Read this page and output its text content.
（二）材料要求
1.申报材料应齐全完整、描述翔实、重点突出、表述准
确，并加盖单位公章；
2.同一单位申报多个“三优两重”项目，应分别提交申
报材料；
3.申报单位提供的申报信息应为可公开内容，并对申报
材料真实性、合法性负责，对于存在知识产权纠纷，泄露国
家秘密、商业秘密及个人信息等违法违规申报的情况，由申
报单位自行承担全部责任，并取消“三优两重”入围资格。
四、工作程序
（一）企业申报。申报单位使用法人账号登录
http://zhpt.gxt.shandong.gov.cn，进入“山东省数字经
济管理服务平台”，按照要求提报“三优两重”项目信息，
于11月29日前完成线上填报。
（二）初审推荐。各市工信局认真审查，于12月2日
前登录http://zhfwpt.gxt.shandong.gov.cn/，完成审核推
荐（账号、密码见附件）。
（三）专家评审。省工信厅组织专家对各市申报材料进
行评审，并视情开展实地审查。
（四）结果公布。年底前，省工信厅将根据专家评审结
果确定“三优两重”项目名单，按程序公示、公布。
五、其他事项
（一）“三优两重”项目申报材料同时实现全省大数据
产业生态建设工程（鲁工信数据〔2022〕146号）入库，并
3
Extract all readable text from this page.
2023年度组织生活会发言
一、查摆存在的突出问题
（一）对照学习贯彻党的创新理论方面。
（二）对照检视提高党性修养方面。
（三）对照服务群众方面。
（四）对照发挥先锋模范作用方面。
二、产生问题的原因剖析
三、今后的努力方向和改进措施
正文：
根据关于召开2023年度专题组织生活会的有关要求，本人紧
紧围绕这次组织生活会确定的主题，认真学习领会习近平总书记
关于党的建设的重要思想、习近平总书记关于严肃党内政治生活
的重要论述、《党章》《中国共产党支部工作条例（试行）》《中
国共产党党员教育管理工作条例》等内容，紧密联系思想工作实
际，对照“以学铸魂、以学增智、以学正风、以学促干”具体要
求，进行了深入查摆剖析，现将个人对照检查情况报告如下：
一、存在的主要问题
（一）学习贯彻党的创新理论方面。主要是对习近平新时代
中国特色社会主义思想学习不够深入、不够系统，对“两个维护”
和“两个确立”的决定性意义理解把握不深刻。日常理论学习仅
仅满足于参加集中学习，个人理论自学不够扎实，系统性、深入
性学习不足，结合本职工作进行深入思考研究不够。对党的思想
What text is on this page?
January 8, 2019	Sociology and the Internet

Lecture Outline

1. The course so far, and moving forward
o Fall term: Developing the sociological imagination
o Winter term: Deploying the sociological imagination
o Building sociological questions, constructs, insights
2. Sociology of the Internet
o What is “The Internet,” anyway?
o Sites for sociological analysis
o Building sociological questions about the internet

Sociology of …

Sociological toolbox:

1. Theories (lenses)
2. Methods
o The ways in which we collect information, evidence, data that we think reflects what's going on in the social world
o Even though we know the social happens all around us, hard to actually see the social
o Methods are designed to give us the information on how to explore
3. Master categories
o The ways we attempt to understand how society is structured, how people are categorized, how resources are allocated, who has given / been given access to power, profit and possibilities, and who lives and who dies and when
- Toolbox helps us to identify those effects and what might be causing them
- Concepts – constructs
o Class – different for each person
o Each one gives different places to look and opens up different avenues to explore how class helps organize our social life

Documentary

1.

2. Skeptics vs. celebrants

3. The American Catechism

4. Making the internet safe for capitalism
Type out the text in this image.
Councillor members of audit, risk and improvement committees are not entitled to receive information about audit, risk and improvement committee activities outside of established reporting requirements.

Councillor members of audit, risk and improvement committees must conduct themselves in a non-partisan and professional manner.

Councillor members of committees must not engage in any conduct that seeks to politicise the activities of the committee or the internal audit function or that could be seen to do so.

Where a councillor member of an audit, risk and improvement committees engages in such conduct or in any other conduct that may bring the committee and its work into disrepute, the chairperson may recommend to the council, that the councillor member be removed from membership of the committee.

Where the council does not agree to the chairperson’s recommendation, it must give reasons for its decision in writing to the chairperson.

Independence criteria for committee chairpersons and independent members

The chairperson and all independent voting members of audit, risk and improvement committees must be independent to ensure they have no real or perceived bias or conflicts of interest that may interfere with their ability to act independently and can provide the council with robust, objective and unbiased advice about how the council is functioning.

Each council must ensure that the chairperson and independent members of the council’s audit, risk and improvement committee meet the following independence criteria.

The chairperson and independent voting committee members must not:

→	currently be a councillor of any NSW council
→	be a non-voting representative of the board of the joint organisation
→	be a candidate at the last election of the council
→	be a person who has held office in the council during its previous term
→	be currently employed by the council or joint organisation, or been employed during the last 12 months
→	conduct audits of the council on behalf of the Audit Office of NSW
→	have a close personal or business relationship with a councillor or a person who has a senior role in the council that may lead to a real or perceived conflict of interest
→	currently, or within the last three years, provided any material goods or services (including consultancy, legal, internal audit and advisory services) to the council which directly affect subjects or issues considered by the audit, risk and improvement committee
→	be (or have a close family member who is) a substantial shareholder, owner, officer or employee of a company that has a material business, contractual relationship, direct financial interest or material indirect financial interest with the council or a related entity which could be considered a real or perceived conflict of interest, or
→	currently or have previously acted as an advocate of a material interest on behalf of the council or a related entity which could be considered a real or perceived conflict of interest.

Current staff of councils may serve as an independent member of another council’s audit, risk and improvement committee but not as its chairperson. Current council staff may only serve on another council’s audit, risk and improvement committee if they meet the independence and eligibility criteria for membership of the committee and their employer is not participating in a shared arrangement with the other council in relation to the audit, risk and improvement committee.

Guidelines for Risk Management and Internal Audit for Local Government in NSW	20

> **Aim of the task**:
Every line of the material must be returned exactly as it appears.

> **Result of the exercise**:
Read this page and output its text content.
（二）材料要求
1.申报材料应齐全完整、描述翔实、重点突出、表述准
确，并加盖单位公章；
2.同一单位申报多个“三优两重”项目，应分别提交申
报材料；
3.申报单位提供的申报信息应为可公开内容，并对申报
材料真实性、合法性负责，对于存在知识产权纠纷，泄露国
家秘密、商业秘密及个人信息等违法违规申报的情况，由申
报单位自行承担全部责任，并取消“三优两重”入围资格。
四、工作程序
（一）企业申报。申报单位使用法人账号登录
http://zhpt.gxt.shandong.gov.cn，进入“山东省数字经
济管理服务平台”，按照要求提报“三优两重”项目信息，
于11月29日前完成线上填报。
（二）初审推荐。各市工信局认真审查，于12月2日
前登录http://zhfwpt.gxt.shandong.gov.cn/，完成审核推
荐（账号、密码见附件）。
（三）专家评审。省工信厅组织专家对各市申报材料进
行评审，并视情开展实地审查。
（四）结果公布。年底前，省工信厅将根据专家评审结
果确定“三优两重”项目名单，按程序公示、公布。
五、其他事项
（一）“三优两重”项目申报材料同时实现全省大数据
产业生态建设工程（鲁工信数据〔2022〕146号）入库，并
3
Extract all readable text from this page.
2023年度组织生活会发言
一、查摆存在的突出问题
（一）对照学习贯彻党的创新理论方面。
（二）对照检视提高党性修养方面。
（三）对照服务群众方面。
（四）对照发挥先锋模范作用方面。
二、产生问题的原因剖析
三、今后的努力方向和改进措施
正文：
根据关于召开2023年度专题组织生活会的有关要求，本人紧
紧围绕这次组织生活会确定的主题，认真学习领会习近平总书记
关于党的建设的重要思想、习近平总书记关于严肃党内政治生活
的重要论述、《党章》《中国共产党支部工作条例（试行）》《中
国共产党党员教育管理工作条例》等内容，紧密联系思想工作实
际，对照“以学铸魂、以学增智、以学正风、以学促干”具体要
求，进行了深入查摆剖析，现将个人对照检查情况报告如下：
一、存在的主要问题
（一）学习贯彻党的创新理论方面。主要是对习近平新时代
中国特色社会主义思想学习不够深入、不够系统，对“两个维护”
和“两个确立”的决定性意义理解把握不深刻。日常理论学习仅
仅满足于参加集中学习，个人理论自学不够扎实，系统性、深入
性学习不足，结合本职工作进行深入思考研究不够。对党的思想
What text is on this page?
January 8, 2019	Sociology and the Internet

Lecture Outline

1. The course so far, and moving forward
o Fall term: Developing the sociological imagination
o Winter term: Deploying the sociological imagination
o Building sociological questions, constructs, insights
2. Sociology of the Internet
o What is “The Internet,” anyway?
o Sites for sociological analysis
o Building sociological questions about the internet

Sociology of …

Sociological toolbox:

1. Theories (lenses)
2. Methods
o The ways in which we collect information, evidence, data that we think reflects what's going on in the social world
o Even though we know the social happens all around us, hard to actually see the social
o Methods are designed to give us the information on how to explore
3. Master categories
o The ways we attempt to understand how society is structured, how people are categorized, how resources are allocated, who has given / been given access to power, profit and possibilities, and who lives and who dies and when
- Toolbox helps us to identify those effects and what might be causing them
- Concepts – constructs
o Class – different for each person
o Each one gives different places to look and opens up different avenues to explore how class helps organize our social life

Documentary

1.

2. Skeptics vs. celebrants

3. The American Catechism

4. Making the internet safe for capitalism
Type out the text in this image.
Councillor members of audit, risk and improvement committees are not entitled to receive information about audit, risk and improvement committee activities outside of established reporting requirements.

Councillor members of audit, risk and improvement committees must conduct themselves in a non-partisan and professional manner.

Councillor members of committees must not engage in any conduct that seeks to politicise the activities of the committee or the internal audit function or that could be seen to do so.

Where a councillor member of an audit, risk and improvement committees engages in such conduct or in any other conduct that may bring the committee and its work into disrepute, the chairperson may recommend to the council, that the councillor member be removed from membership of the committee.

Where the council does not agree to the chairperson’s recommendation, it must give reasons for its decision in writing to the chairperson.

Independence criteria for committee chairpersons and independent members

The chairperson and all independent voting members of audit, risk and improvement committees must be independent to ensure they have no real or perceived bias or conflicts of interest that may interfere with their ability to act independently and can provide the council with robust, objective and unbiased advice about how the council is functioning.

Each council must ensure that the chairperson and independent members of the council’s audit, risk and improvement committee meet the following independence criteria.

The chairperson and independent voting committee members must not:

→	currently be a councillor of any NSW council
→	be a non-voting representative of the board of the joint organisation
→	be a candidate at the last election of the council
→	be a person who has held office in the council during its previous term
→	be currently employed by the council or joint organisation, or been employed during the last 12 months
→	conduct audits of the council on behalf of the Audit Office of NSW
→	have a close personal or business relationship with a councillor or a person who has a senior role in the council that may lead to a real or perceived conflict of interest
→	currently, or within the last three years, provided any material goods or services (including consultancy, legal, internal audit and advisory services) to the council which directly affect subjects or issues considered by the audit, risk and improvement committee
→	be (or have a close family member who is) a substantial shareholder, owner, officer or employee of a company that has a material business, contractual relationship, direct financial interest or material indirect financial interest with the council or a related entity which could be considered a real or perceived conflict of interest, or
→	currently or have previously acted as an advocate of a material interest on behalf of the council or a related entity which could be considered a real or perceived conflict of interest.

Current staff of councils may serve as an independent member of another council’s audit, risk and improvement committee but not as its chairperson. Current council staff may only serve on another council’s audit, risk and improvement committee if they meet the independence and eligibility criteria for membership of the committee and their employer is not participating in a shared arrangement with the other council in relation to the audit, risk and improvement committee.

Guidelines for Risk Management and Internal Audit for Local Government in NSW	20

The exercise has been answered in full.